• _Required task_
Recast the items from the first line through the line containing "- legend-swatch: [394, 120, 406, 132]", including both of those lines, as a Markdown table with the columns Row and Line. Give each line its own row with a row number, and leave out any blank lines.

Start of Material for the task

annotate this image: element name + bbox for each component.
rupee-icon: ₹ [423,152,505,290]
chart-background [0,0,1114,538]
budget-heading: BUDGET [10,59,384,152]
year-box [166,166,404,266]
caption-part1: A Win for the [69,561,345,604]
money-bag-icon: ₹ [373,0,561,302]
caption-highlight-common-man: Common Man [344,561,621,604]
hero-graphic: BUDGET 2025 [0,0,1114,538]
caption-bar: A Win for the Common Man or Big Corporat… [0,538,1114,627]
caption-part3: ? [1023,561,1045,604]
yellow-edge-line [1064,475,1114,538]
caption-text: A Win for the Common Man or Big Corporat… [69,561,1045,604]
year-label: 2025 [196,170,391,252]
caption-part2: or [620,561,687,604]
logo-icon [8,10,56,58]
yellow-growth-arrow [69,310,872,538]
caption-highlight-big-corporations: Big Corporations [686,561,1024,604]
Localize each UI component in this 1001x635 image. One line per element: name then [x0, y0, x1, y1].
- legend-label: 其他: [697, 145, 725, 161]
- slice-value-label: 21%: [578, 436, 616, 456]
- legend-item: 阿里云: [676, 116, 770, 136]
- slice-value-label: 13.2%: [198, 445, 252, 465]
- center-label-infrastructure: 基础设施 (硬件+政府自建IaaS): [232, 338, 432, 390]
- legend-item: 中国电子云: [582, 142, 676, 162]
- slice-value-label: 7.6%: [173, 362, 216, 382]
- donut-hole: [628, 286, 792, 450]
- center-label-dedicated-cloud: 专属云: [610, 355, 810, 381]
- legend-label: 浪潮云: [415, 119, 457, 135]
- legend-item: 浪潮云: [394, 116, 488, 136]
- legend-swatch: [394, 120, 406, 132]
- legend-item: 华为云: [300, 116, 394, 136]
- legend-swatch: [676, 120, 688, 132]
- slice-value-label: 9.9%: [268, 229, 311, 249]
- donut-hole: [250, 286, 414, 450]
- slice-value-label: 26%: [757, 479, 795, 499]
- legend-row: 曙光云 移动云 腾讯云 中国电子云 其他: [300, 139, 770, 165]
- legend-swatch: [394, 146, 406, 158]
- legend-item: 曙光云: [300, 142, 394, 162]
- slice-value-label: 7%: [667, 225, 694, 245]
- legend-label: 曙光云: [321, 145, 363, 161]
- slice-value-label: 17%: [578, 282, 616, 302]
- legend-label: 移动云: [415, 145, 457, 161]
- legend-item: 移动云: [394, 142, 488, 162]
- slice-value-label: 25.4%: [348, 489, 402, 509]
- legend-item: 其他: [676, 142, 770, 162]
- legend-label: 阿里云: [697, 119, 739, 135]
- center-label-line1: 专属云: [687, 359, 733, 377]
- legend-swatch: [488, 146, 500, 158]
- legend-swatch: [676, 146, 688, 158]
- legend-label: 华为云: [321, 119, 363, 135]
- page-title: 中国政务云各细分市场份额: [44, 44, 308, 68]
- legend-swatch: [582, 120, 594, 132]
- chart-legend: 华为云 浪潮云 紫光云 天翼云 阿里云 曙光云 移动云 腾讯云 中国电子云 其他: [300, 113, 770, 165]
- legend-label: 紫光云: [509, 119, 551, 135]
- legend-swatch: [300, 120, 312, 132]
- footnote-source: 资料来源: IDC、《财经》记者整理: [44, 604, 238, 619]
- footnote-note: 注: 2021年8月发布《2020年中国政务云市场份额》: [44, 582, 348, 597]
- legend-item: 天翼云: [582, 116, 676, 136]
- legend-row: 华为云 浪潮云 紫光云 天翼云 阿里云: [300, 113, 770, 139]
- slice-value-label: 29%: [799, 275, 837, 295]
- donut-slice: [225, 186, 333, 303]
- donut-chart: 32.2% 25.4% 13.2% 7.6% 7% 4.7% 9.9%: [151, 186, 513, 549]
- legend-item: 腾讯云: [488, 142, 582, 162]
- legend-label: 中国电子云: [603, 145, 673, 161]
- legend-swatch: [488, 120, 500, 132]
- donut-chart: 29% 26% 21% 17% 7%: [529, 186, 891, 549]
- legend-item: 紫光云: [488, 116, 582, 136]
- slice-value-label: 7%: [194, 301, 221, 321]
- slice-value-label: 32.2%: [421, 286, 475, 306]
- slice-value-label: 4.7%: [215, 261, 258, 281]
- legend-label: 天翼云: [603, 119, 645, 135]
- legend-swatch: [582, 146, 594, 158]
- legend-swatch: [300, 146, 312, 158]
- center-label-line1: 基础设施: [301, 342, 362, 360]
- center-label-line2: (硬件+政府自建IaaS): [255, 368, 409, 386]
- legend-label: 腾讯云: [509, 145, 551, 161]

End of Material for the task

• _Finished exercise_
| Row | Line |
|---|---|
| 1 | annotate this image: element name + bbox for each component. |
| 2 | rupee-icon: ₹ [423,152,505,290] |
| 3 | chart-background [0,0,1114,538] |
| 4 | budget-heading: BUDGET [10,59,384,152] |
| 5 | year-box [166,166,404,266] |
| 6 | caption-part1: A Win for the [69,561,345,604] |
| 7 | money-bag-icon: ₹ [373,0,561,302] |
| 8 | caption-highlight-common-man: Common Man [344,561,621,604] |
| 9 | hero-graphic: BUDGET 2025 [0,0,1114,538] |
| 10 | caption-bar: A Win for the Common Man or Big Corporat… [0,538,1114,627] |
| 11 | caption-part3: ? [1023,561,1045,604] |
| 12 | yellow-edge-line [1064,475,1114,538] |
| 13 | caption-text: A Win for the Common Man or Big Corporat… [69,561,1045,604] |
| 14 | year-label: 2025 [196,170,391,252] |
| 15 | caption-part2: or [620,561,687,604] |
| 16 | logo-icon [8,10,56,58] |
| 17 | yellow-growth-arrow [69,310,872,538] |
| 18 | caption-highlight-big-corporations: Big Corporations [686,561,1024,604] |
| 19 | Localize each UI component in this 1001x635 image. One line per element: name then [x0, y0, x1, y1]. |
| 20 | - legend-label: 其他: [697, 145, 725, 161] |
| 21 | - slice-value-label: 21%: [578, 436, 616, 456] |
| 22 | - legend-item: 阿里云: [676, 116, 770, 136] |
| 23 | - slice-value-label: 13.2%: [198, 445, 252, 465] |
| 24 | - center-label-infrastructure: 基础设施 (硬件+政府自建IaaS): [232, 338, 432, 390] |
| 25 | - legend-item: 中国电子云: [582, 142, 676, 162] |
| 26 | - slice-value-label: 7.6%: [173, 362, 216, 382] |
| 27 | - donut-hole: [628, 286, 792, 450] |
| 28 | - center-label-dedicated-cloud: 专属云: [610, 355, 810, 381] |
| 29 | - legend-label: 浪潮云: [415, 119, 457, 135] |
| 30 | - legend-item: 浪潮云: [394, 116, 488, 136] |
| 31 | - legend-swatch: [394, 120, 406, 132] |